# Excerpted records start
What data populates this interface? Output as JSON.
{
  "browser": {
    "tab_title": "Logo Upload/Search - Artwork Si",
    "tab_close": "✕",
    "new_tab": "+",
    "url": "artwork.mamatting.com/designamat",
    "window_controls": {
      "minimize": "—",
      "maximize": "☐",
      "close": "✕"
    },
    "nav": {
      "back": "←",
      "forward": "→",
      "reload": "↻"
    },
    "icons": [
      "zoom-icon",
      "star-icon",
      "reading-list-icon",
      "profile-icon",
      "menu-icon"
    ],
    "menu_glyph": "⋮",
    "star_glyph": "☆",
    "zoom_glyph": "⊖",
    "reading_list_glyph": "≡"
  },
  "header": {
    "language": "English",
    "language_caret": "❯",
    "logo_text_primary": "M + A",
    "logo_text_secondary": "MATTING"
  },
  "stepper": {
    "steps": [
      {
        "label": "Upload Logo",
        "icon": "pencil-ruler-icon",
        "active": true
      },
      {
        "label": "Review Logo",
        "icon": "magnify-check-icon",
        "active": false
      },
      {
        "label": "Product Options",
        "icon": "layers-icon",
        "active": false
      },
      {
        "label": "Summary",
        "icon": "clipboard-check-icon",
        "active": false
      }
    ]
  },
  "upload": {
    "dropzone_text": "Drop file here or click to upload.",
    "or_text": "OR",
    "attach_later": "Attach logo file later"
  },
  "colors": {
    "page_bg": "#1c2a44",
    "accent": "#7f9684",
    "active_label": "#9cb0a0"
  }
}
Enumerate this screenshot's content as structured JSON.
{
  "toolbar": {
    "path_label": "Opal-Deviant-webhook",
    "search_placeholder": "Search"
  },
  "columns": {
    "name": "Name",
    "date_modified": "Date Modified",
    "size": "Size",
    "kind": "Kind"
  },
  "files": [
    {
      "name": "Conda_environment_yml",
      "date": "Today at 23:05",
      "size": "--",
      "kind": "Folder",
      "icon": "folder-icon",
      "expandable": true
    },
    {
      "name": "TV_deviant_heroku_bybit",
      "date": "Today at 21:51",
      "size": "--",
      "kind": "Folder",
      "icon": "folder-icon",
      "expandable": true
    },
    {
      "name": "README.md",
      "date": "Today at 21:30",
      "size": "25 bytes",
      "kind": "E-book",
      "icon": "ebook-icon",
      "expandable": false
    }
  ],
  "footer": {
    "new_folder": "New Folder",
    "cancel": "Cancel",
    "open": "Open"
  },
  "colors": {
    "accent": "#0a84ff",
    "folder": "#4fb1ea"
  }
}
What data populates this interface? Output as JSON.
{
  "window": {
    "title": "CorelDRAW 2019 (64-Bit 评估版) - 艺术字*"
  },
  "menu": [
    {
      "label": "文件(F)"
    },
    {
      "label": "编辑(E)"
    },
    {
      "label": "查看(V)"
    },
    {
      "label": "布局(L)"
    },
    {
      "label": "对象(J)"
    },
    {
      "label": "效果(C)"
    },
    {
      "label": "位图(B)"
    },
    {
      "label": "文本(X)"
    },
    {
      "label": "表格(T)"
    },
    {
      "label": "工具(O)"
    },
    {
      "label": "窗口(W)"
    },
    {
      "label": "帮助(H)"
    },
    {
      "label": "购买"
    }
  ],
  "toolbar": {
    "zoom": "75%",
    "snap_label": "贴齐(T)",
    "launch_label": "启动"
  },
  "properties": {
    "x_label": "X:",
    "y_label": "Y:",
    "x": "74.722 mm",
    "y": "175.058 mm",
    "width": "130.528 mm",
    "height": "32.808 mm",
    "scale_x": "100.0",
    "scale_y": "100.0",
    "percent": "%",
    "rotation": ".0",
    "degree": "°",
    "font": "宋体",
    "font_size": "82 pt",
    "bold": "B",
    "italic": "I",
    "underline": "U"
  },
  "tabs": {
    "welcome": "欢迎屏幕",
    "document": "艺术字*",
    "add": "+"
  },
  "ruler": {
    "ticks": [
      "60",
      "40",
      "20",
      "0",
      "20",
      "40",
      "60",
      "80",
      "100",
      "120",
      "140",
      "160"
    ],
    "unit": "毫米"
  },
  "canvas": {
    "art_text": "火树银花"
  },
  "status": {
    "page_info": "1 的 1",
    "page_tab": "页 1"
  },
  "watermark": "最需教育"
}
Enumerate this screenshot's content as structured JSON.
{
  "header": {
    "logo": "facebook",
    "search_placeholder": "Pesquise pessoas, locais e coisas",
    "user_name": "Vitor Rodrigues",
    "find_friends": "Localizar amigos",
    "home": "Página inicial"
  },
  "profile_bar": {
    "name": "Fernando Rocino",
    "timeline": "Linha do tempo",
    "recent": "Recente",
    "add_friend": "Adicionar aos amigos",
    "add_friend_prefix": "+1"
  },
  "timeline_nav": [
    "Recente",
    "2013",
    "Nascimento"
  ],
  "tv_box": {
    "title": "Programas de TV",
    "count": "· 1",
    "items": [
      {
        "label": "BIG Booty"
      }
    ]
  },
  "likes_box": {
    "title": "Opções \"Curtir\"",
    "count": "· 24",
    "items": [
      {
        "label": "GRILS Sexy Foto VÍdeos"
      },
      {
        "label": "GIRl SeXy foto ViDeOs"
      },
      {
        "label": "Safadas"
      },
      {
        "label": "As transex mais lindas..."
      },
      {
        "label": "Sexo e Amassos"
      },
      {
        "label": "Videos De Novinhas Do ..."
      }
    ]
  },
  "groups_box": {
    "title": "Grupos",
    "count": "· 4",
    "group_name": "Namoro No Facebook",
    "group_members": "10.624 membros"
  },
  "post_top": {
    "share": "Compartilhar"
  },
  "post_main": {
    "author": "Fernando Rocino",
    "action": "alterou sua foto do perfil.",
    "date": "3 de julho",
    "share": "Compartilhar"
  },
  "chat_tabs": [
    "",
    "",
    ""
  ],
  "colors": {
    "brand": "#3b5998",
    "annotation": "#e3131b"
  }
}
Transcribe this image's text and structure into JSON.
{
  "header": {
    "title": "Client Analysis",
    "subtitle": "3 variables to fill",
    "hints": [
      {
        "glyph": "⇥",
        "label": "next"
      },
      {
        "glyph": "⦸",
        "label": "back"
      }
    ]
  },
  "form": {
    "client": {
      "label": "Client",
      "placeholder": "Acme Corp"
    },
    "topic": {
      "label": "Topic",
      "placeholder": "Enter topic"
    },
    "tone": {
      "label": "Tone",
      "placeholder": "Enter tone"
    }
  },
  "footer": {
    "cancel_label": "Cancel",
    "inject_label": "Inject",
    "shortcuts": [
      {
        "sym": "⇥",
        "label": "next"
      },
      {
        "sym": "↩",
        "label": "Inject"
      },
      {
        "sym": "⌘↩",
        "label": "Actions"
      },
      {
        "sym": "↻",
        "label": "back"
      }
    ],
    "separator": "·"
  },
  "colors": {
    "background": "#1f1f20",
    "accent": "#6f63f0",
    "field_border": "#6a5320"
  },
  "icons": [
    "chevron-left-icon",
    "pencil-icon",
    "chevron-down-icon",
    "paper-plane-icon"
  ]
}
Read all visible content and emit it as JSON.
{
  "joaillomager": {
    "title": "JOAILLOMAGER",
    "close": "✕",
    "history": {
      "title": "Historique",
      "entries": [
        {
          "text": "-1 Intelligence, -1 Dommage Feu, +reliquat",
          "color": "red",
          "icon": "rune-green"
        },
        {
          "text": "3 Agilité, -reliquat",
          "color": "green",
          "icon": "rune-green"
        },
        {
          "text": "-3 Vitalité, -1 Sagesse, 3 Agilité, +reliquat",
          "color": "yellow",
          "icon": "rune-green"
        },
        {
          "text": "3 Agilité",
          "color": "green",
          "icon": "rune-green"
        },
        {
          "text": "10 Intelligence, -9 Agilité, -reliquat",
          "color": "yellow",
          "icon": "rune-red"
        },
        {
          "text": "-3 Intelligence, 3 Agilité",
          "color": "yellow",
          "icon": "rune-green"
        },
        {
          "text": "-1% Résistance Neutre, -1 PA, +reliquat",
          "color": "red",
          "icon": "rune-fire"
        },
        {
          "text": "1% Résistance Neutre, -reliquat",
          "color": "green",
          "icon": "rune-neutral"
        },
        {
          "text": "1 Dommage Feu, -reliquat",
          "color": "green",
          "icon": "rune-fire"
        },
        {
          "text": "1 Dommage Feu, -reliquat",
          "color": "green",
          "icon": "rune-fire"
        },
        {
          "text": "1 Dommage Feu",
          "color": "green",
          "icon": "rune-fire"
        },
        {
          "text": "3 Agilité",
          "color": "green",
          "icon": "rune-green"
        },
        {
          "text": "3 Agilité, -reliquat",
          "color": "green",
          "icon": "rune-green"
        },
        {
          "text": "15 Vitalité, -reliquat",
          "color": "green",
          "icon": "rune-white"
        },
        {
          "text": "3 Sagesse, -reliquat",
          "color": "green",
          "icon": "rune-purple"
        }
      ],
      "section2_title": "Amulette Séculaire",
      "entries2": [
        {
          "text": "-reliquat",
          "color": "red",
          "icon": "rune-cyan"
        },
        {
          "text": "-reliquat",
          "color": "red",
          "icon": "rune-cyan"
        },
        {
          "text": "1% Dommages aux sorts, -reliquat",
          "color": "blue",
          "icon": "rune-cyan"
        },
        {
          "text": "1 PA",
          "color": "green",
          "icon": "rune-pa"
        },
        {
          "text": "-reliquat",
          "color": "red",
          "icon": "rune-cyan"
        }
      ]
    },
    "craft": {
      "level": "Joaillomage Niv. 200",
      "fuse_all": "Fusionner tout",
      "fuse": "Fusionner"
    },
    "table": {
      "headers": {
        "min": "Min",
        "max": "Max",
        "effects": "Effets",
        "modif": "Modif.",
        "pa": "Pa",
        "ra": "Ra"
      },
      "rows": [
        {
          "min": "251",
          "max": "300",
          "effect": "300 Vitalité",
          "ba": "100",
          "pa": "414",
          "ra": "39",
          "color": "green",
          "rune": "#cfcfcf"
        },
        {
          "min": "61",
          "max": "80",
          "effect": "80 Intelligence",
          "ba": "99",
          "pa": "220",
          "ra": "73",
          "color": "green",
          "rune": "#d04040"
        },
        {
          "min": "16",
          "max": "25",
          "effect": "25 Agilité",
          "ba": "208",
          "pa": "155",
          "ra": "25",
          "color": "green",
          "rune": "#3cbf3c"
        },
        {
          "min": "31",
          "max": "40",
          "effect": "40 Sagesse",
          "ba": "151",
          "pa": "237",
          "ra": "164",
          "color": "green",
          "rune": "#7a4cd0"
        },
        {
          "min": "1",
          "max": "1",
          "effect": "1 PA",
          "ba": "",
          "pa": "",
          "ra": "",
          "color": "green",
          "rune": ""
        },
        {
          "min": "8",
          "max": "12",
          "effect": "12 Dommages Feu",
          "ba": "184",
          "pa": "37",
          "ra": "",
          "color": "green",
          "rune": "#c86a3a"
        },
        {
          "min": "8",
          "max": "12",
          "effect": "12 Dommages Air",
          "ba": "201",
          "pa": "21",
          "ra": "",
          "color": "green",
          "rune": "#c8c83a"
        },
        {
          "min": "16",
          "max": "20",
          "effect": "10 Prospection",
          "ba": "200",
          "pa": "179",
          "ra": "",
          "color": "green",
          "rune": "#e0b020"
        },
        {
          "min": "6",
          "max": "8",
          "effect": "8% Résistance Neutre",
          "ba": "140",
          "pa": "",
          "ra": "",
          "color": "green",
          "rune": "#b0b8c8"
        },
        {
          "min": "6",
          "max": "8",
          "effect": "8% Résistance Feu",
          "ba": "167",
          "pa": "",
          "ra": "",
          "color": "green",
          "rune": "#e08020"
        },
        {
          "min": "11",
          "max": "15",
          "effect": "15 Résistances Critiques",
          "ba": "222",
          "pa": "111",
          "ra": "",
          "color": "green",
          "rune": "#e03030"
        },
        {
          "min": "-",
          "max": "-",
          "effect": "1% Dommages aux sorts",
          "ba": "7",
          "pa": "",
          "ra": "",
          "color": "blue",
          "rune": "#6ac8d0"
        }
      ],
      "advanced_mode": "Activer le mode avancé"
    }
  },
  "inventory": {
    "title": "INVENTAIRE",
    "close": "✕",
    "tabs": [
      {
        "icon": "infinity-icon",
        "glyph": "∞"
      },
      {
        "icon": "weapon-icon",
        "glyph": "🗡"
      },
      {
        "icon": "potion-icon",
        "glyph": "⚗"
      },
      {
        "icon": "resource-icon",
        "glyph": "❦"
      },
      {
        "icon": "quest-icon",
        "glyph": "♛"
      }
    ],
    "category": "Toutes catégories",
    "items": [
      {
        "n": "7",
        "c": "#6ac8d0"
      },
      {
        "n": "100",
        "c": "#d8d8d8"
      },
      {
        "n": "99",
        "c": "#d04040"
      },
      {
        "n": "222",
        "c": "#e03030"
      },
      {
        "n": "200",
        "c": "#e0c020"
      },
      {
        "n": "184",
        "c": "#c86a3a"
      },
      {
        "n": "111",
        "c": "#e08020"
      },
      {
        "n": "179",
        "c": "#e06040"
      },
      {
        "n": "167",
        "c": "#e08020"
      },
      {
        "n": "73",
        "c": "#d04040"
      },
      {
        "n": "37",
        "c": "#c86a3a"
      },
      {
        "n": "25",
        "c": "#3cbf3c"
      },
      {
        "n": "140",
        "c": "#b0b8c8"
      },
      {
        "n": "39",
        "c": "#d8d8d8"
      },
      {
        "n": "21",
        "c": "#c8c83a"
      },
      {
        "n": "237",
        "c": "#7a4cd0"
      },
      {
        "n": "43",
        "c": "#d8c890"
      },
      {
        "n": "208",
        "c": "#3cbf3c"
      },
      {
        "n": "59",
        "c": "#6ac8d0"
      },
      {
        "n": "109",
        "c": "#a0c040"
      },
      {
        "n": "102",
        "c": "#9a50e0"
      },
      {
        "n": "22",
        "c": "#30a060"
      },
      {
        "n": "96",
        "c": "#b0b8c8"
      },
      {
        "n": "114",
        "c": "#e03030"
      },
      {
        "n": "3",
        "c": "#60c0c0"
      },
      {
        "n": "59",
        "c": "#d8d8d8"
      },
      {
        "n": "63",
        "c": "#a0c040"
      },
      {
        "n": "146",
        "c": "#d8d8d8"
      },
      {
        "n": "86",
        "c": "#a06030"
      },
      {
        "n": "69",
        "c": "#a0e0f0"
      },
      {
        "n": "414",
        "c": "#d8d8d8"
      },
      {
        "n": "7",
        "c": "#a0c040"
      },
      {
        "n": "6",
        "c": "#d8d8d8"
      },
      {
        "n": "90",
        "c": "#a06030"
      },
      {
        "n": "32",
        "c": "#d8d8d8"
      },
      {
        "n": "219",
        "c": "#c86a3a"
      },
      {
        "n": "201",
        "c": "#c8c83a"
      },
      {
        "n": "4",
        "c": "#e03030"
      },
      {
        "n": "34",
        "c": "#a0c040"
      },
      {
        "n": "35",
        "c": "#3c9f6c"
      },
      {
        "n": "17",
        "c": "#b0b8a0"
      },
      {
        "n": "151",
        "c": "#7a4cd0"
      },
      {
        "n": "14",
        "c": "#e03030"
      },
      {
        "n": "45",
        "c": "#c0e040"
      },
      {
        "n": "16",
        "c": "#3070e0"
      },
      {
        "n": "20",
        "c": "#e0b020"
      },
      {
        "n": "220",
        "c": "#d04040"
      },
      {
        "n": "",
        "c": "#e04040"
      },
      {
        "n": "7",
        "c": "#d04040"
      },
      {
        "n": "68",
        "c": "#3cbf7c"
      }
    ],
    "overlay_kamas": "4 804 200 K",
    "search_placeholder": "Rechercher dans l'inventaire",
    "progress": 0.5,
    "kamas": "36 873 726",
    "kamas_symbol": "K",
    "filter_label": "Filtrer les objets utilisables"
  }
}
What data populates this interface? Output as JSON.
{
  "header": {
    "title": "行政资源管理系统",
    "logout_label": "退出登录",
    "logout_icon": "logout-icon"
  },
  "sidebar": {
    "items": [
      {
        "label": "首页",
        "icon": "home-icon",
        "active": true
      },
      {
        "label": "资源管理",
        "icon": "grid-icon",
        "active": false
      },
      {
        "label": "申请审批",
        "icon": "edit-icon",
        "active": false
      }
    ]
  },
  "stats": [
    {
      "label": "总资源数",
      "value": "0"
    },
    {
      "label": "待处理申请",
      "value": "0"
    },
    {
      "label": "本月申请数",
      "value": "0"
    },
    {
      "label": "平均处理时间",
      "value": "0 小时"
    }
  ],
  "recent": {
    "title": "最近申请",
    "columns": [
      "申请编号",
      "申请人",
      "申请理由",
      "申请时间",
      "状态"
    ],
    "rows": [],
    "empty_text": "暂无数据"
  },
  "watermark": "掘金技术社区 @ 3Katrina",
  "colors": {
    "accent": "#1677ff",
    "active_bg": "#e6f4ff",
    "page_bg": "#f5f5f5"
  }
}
# Excerpted records end
Where a line in the material contains "Intelligence", copy that line.

          "text": "-1 Intelligence, -1 Dommage Feu, +reliquat",
          "text": "10 Intelligence, -9 Agilité, -reliquat",
          "text": "-3 Intelligence, 3 Agilité",
          "effect": "80 Intelligence",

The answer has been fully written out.